### Written exercise
Return each line that holds the word "structure".

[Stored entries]
## Start
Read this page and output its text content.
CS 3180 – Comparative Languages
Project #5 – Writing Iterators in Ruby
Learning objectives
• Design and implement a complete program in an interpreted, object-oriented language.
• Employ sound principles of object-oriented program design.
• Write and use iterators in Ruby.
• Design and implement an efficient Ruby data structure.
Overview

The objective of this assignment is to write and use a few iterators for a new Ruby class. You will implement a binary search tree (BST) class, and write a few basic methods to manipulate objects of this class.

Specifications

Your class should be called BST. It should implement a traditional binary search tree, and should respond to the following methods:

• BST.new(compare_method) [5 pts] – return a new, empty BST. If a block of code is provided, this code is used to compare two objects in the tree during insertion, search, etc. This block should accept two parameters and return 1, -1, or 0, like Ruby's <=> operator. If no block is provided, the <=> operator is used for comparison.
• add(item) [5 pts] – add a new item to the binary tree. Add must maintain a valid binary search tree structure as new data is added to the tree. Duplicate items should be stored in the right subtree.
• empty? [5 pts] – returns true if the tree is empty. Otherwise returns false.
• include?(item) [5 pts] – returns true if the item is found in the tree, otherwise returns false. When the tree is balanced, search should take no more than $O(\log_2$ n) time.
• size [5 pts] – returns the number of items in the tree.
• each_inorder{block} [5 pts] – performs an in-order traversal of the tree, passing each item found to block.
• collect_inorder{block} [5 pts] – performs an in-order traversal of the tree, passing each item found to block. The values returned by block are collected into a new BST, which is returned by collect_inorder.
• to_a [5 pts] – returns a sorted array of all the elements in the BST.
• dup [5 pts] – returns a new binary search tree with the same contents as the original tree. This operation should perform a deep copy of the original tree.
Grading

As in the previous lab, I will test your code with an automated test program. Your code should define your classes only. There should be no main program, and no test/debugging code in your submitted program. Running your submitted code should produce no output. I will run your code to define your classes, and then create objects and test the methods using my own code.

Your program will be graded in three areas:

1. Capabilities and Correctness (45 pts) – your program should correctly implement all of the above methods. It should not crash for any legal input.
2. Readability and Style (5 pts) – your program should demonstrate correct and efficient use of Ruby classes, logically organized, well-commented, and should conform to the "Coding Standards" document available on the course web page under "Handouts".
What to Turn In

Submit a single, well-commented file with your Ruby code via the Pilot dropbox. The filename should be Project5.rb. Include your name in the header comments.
## End
## Start
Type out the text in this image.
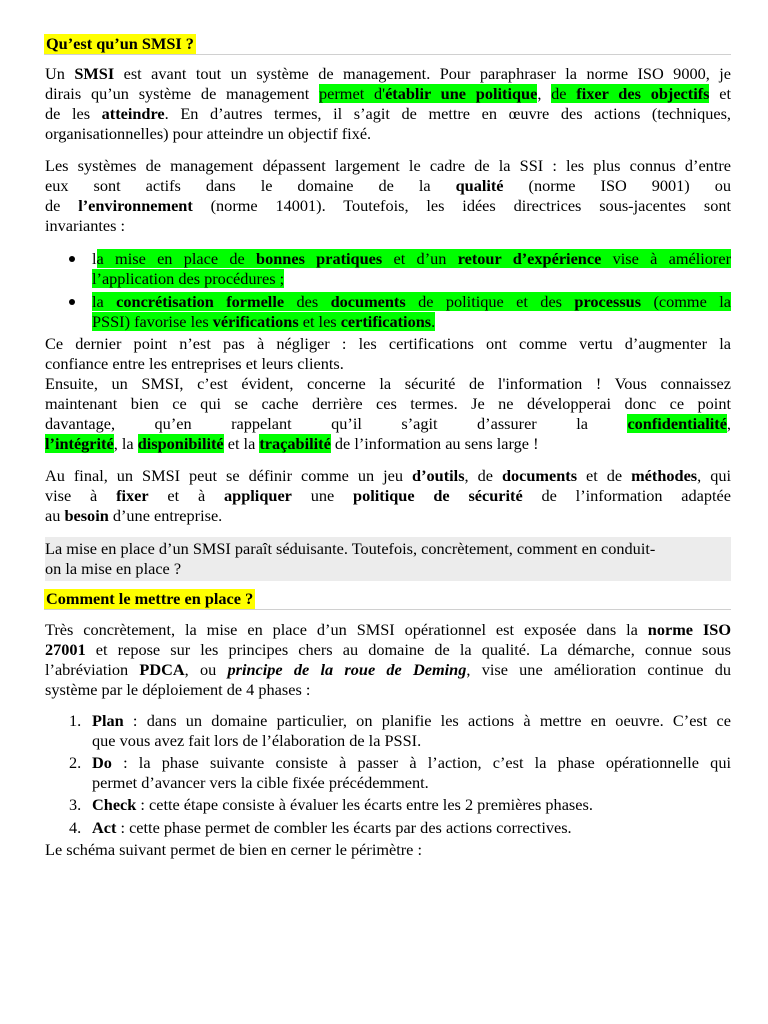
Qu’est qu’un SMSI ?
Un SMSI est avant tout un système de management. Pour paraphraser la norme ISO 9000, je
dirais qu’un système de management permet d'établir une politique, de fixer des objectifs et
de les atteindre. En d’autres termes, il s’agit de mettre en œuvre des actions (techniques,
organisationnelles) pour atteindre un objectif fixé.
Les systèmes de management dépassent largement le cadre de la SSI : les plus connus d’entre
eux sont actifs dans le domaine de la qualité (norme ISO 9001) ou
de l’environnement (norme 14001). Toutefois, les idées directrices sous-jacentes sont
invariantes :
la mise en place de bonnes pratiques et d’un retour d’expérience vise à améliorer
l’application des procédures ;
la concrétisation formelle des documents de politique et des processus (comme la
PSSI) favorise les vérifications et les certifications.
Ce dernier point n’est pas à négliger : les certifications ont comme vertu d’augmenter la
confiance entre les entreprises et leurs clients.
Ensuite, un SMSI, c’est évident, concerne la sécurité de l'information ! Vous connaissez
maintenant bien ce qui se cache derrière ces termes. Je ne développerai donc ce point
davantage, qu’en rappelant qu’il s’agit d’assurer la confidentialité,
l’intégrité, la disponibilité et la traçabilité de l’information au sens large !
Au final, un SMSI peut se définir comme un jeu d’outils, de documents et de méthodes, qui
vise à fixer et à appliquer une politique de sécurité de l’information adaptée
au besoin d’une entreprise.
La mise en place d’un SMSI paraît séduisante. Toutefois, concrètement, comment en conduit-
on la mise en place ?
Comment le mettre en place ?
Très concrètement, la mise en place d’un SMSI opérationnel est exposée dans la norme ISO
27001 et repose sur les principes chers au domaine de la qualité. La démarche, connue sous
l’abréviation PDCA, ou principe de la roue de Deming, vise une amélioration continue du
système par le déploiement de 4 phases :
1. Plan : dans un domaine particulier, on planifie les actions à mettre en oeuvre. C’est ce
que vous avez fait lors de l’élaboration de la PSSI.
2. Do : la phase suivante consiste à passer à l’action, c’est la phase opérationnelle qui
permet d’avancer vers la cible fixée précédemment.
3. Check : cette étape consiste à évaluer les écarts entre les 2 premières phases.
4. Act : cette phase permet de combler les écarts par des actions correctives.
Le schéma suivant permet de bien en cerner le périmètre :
## End
### Correct output
• Design and implement an efficient Ruby data structure.
• add(item) [5 pts] – add a new item to the binary tree. Add must maintain a valid binary search tree structure as new data is added to the tree. Duplicate items should be stored in the right subtree.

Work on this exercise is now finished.